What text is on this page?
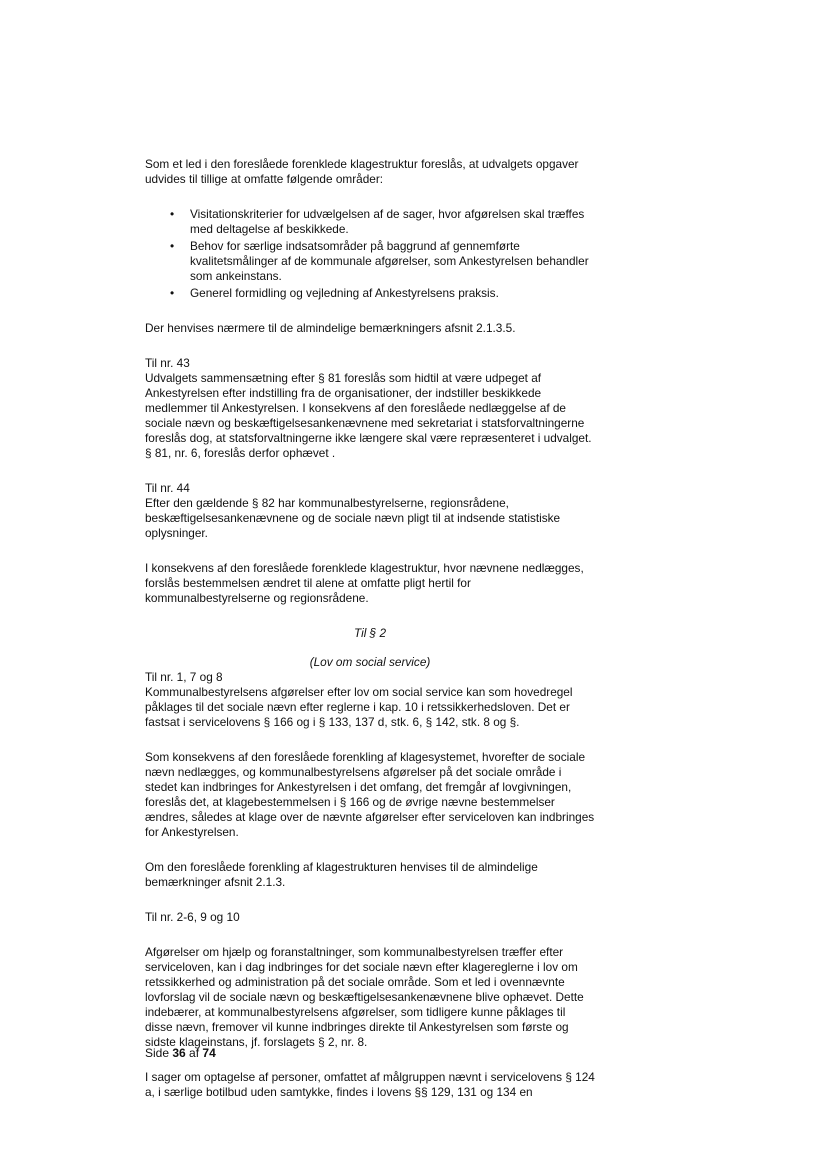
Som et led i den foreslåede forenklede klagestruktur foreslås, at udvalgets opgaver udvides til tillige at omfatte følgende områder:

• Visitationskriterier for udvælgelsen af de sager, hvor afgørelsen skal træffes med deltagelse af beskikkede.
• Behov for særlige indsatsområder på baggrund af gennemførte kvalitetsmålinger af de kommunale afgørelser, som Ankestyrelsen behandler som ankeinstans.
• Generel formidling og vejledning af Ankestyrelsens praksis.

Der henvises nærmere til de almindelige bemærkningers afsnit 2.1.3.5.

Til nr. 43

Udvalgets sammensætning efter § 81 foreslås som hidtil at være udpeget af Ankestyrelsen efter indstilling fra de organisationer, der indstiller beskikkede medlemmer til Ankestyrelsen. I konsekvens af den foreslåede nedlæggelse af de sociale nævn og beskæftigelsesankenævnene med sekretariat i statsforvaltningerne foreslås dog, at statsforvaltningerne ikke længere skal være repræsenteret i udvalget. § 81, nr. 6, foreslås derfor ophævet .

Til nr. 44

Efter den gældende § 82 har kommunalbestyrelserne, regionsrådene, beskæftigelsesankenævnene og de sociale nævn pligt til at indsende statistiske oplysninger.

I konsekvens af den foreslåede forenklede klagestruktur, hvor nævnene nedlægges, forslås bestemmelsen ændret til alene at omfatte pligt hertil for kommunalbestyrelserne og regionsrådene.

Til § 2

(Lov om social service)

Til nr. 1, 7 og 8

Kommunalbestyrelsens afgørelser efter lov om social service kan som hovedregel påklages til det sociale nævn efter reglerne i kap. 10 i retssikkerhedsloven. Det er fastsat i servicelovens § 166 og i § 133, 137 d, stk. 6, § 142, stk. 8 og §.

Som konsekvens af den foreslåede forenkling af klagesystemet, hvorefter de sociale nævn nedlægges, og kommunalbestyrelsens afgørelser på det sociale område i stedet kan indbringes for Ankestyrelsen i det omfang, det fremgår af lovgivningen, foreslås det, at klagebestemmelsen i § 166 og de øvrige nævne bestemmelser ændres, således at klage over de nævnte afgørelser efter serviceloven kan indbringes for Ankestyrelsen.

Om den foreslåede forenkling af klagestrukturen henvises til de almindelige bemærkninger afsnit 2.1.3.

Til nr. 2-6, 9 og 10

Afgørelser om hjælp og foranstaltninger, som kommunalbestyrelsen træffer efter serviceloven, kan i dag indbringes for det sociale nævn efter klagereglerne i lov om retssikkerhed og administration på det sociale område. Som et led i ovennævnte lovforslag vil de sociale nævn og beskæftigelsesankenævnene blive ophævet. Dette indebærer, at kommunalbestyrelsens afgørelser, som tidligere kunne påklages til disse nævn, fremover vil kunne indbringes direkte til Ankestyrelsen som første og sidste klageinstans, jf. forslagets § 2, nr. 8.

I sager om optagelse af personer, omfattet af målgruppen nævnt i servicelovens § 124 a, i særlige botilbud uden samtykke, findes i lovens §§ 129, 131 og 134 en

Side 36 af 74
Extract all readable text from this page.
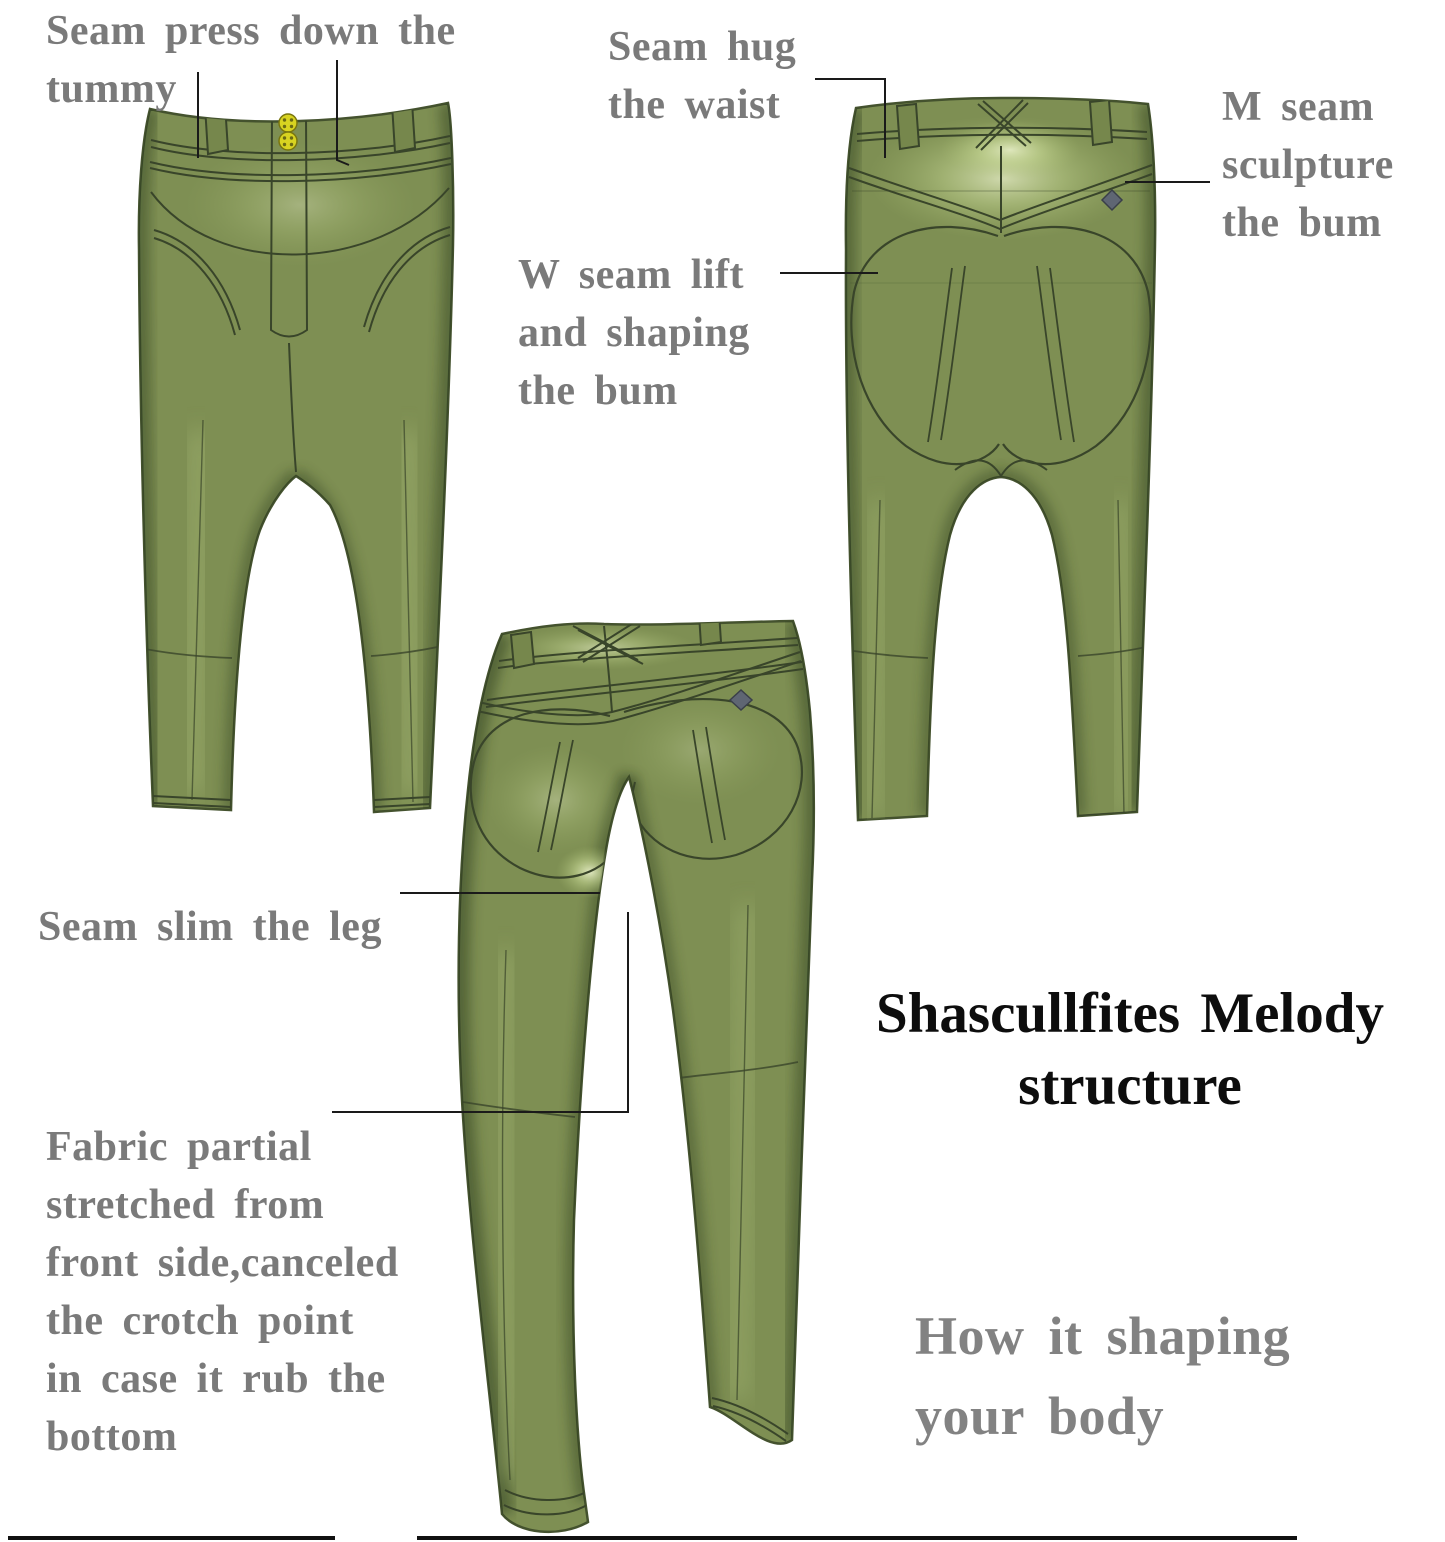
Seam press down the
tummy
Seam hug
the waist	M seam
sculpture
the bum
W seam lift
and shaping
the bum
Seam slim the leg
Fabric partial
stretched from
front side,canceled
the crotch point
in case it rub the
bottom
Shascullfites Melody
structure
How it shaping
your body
-------
### [Direction]
Take the listing and print it again exactly, but without any pictures.

### [Written answer]
What text is on this page?
Som et led i den foreslåede forenklede klagestruktur foreslås, at udvalgets opgaver udvides til tillige at omfatte følgende områder:

• Visitationskriterier for udvælgelsen af de sager, hvor afgørelsen skal træffes med deltagelse af beskikkede.
• Behov for særlige indsatsområder på baggrund af gennemførte kvalitetsmålinger af de kommunale afgørelser, som Ankestyrelsen behandler som ankeinstans.
• Generel formidling og vejledning af Ankestyrelsens praksis.

Der henvises nærmere til de almindelige bemærkningers afsnit 2.1.3.5.

Til nr. 43

Udvalgets sammensætning efter § 81 foreslås som hidtil at være udpeget af Ankestyrelsen efter indstilling fra de organisationer, der indstiller beskikkede medlemmer til Ankestyrelsen. I konsekvens af den foreslåede nedlæggelse af de sociale nævn og beskæftigelsesankenævnene med sekretariat i statsforvaltningerne foreslås dog, at statsforvaltningerne ikke længere skal være repræsenteret i udvalget. § 81, nr. 6, foreslås derfor ophævet .

Til nr. 44

Efter den gældende § 82 har kommunalbestyrelserne, regionsrådene, beskæftigelsesankenævnene og de sociale nævn pligt til at indsende statistiske oplysninger.

I konsekvens af den foreslåede forenklede klagestruktur, hvor nævnene nedlægges, forslås bestemmelsen ændret til alene at omfatte pligt hertil for kommunalbestyrelserne og regionsrådene.

Til § 2

(Lov om social service)

Til nr. 1, 7 og 8

Kommunalbestyrelsens afgørelser efter lov om social service kan som hovedregel påklages til det sociale nævn efter reglerne i kap. 10 i retssikkerhedsloven. Det er fastsat i servicelovens § 166 og i § 133, 137 d, stk. 6, § 142, stk. 8 og §.

Som konsekvens af den foreslåede forenkling af klagesystemet, hvorefter de sociale nævn nedlægges, og kommunalbestyrelsens afgørelser på det sociale område i stedet kan indbringes for Ankestyrelsen i det omfang, det fremgår af lovgivningen, foreslås det, at klagebestemmelsen i § 166 og de øvrige nævne bestemmelser ændres, således at klage over de nævnte afgørelser efter serviceloven kan indbringes for Ankestyrelsen.

Om den foreslåede forenkling af klagestrukturen henvises til de almindelige bemærkninger afsnit 2.1.3.

Til nr. 2-6, 9 og 10

Afgørelser om hjælp og foranstaltninger, som kommunalbestyrelsen træffer efter serviceloven, kan i dag indbringes for det sociale nævn efter klagereglerne i lov om retssikkerhed og administration på det sociale område. Som et led i ovennævnte lovforslag vil de sociale nævn og beskæftigelsesankenævnene blive ophævet. Dette indebærer, at kommunalbestyrelsens afgørelser, som tidligere kunne påklages til disse nævn, fremover vil kunne indbringes direkte til Ankestyrelsen som første og sidste klageinstans, jf. forslagets § 2, nr. 8.

I sager om optagelse af personer, omfattet af målgruppen nævnt i servicelovens § 124 a, i særlige botilbud uden samtykke, findes i lovens §§ 129, 131 og 134 en

Side 36 af 74
Extract all readable text from this page.
Seam press down the
tummy
Seam hug
the waist	M seam
sculpture
the bum
W seam lift
and shaping
the bum
Seam slim the leg
Fabric partial
stretched from
front side,canceled
the crotch point
in case it rub the
bottom
Shascullfites Melody
structure
How it shaping
your body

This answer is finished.